Records contained in a dataset:
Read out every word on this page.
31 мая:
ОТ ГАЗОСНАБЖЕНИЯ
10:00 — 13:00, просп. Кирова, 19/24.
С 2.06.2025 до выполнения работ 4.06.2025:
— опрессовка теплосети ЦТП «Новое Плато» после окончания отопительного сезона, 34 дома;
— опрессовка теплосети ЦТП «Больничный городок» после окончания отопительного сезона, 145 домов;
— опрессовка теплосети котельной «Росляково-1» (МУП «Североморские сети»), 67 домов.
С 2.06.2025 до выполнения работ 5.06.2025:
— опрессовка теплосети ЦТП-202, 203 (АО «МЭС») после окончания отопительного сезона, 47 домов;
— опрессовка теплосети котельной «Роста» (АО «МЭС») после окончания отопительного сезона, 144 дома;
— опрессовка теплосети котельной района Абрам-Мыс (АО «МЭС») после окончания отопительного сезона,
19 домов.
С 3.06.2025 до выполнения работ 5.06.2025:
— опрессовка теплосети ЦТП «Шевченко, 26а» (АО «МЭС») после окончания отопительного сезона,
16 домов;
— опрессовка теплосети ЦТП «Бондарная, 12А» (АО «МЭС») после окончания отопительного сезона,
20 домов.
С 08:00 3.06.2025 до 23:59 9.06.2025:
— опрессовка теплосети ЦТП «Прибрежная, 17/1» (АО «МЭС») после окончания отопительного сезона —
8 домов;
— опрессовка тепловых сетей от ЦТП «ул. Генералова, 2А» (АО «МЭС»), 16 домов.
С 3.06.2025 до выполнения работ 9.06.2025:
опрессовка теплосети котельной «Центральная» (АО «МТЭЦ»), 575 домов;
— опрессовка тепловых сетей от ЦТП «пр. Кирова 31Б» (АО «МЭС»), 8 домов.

* * *

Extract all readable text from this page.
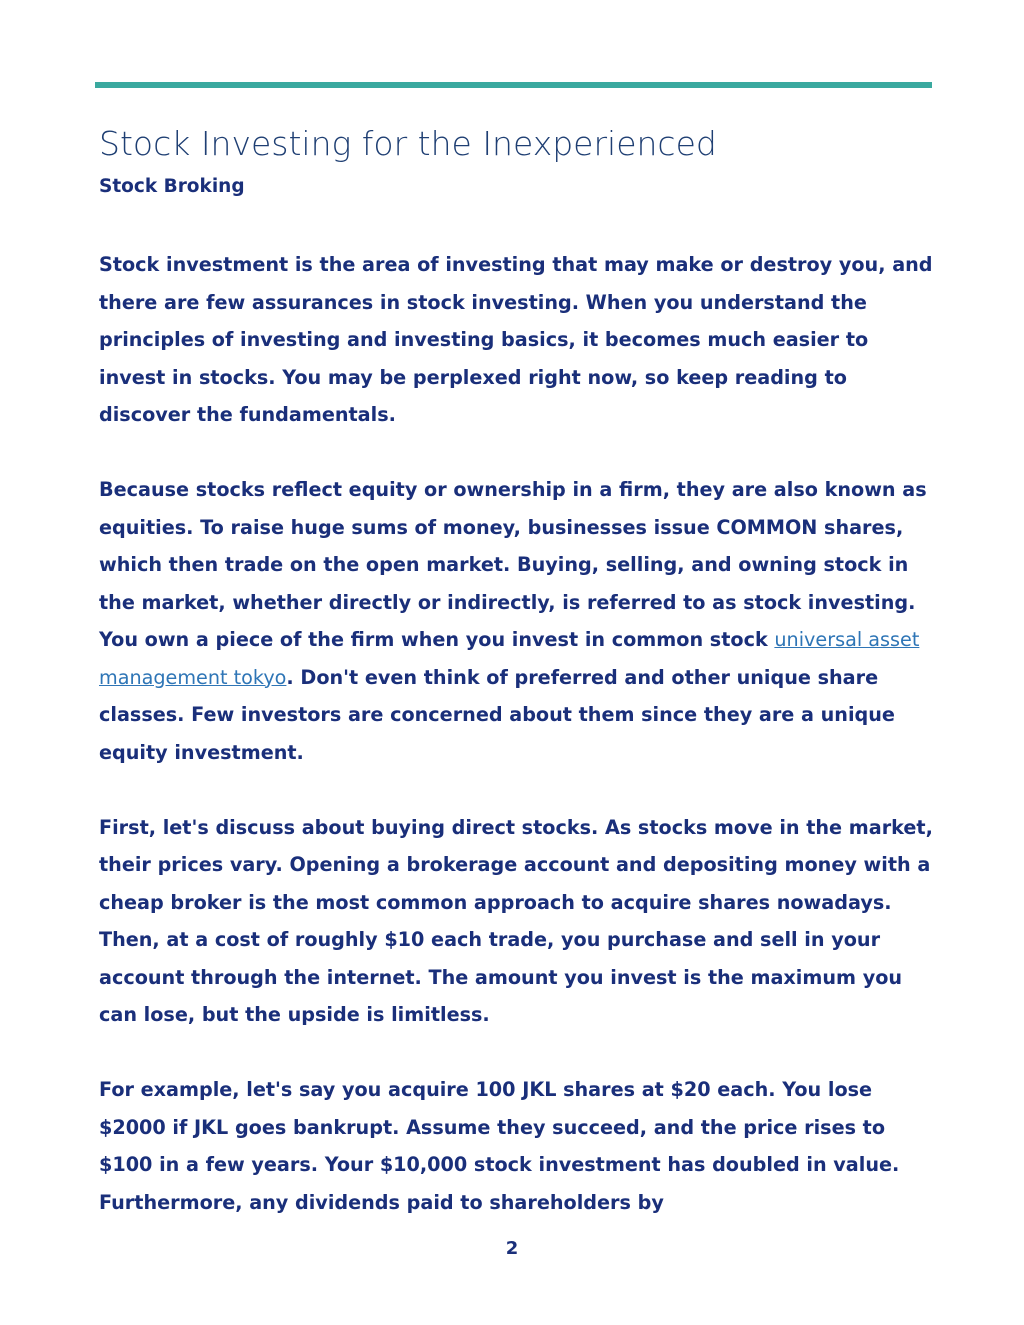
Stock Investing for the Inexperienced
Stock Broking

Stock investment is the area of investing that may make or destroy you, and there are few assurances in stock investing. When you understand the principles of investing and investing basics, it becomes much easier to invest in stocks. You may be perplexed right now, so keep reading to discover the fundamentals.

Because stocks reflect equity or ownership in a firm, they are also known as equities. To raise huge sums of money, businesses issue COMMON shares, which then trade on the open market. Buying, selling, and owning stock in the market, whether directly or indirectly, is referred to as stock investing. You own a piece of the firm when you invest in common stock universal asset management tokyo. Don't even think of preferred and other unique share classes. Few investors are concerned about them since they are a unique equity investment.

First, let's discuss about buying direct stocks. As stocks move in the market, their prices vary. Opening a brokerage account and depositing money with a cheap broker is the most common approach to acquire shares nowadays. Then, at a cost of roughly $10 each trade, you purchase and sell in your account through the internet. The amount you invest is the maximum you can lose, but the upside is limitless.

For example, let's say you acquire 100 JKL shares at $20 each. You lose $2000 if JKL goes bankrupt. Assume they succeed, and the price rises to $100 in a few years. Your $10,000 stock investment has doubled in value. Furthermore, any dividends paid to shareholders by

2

YOUR GOAL:
Copy all lines from the entries that contain the word "теплосети".

RESULT FOR THIS EXERCISE:
— опрессовка теплосети ЦТП «Новое Плато» после окончания отопительного сезона, 34 дома;
— опрессовка теплосети ЦТП «Больничный городок» после окончания отопительного сезона, 145 домов;
— опрессовка теплосети котельной «Росляково-1» (МУП «Североморские сети»), 67 домов.
— опрессовка теплосети ЦТП-202, 203 (АО «МЭС») после окончания отопительного сезона, 47 домов;
— опрессовка теплосети котельной «Роста» (АО «МЭС») после окончания отопительного сезона, 144 дома;
— опрессовка теплосети котельной района Абрам-Мыс (АО «МЭС») после окончания отопительного сезона,
— опрессовка теплосети ЦТП «Шевченко, 26а» (АО «МЭС») после окончания отопительного сезона,
— опрессовка теплосети ЦТП «Бондарная, 12А» (АО «МЭС») после окончания отопительного сезона,
— опрессовка теплосети ЦТП «Прибрежная, 17/1» (АО «МЭС») после окончания отопительного сезона —
опрессовка теплосети котельной «Центральная» (АО «МТЭЦ»), 575 домов;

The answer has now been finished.